## Fuente
════════

Aparte mencionar que con firestarter ves todos los clientes conectados a tu pc muy facilmente, pudiendo blokear a tus vecinos con un click.

Te lo recomiendo 100% aparte de que sera tu conexion mucho mas segura.

Espero que alguno de los makinas que hay por aki pueda ayudarte a hacerlo funcionar en gentoo si tienes algun problema.

Si te decides y lo haces funcionar dime si hay mucha complicacion de ponerlo en gentoo.

----------

## samuelhm

vaya habias encontrado la solucion mientras escrivia pues buen post digno de apuntarse para quien necesite conexion compartida  :Razz: 

----------

## agdg

pelelademadera menuda solución más sencilla; y yo que te recomendé el mamotreto freeradius (...) Desde luego me la apunto, porque es muy socorrido y extremadamente simple.

════════

## Sección de datos
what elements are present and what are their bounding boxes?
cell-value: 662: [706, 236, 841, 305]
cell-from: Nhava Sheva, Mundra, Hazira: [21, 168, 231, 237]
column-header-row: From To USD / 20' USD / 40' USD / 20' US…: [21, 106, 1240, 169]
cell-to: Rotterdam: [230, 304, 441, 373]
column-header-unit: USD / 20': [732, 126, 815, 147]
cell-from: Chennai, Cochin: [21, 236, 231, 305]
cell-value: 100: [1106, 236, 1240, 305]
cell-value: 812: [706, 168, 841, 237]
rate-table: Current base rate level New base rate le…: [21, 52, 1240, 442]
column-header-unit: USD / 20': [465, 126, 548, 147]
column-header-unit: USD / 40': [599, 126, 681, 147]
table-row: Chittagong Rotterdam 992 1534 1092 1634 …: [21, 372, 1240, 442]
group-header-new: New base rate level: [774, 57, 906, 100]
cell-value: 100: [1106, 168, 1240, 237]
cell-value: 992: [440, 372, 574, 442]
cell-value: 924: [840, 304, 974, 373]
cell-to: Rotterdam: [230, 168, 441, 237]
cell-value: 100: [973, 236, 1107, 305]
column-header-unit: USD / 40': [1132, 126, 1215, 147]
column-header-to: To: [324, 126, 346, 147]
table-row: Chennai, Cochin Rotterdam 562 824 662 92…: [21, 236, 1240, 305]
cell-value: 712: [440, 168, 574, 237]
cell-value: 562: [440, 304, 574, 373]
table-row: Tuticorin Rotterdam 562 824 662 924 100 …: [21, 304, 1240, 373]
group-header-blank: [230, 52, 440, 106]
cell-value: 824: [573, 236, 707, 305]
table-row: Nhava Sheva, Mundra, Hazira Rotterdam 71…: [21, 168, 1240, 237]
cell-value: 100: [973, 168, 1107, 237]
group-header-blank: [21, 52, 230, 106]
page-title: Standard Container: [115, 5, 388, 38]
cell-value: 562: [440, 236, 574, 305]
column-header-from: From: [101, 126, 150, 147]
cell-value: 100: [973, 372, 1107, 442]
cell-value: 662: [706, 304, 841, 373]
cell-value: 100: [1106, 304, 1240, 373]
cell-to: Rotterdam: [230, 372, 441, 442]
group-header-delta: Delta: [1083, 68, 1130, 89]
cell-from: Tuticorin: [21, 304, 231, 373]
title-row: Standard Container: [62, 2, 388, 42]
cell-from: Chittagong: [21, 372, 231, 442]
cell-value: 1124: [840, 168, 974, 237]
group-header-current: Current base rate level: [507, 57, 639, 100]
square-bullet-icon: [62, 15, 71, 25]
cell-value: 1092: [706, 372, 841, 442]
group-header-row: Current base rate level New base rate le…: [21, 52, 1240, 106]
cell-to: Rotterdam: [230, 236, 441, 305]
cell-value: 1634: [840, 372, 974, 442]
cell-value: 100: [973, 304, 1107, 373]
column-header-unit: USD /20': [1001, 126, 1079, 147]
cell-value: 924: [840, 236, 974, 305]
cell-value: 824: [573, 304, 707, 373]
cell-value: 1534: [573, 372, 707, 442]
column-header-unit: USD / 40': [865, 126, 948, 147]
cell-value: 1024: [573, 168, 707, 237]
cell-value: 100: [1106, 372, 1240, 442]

════════

## Enunciado 1
Actualiza el hilo del foro desde "pelelademadera menuda solución" hasta "y extremadamente simple.", ambos incluidos, sustituyendo "mamotreto" por "armatoste".
## Enunciado 2
Enumera todos los nombres de usuario del foro que aparecen en el hilo del foro.

## Respuesta desarrollada 1
pelelademadera menuda solución más sencilla; y yo que te recomendé el armatoste freeradius (...) Desde luego me la apunto, porque es muy socorrido y extremadamente simple.

## Respuesta desarrollada 2
samuelhm, agdg, pelelademadera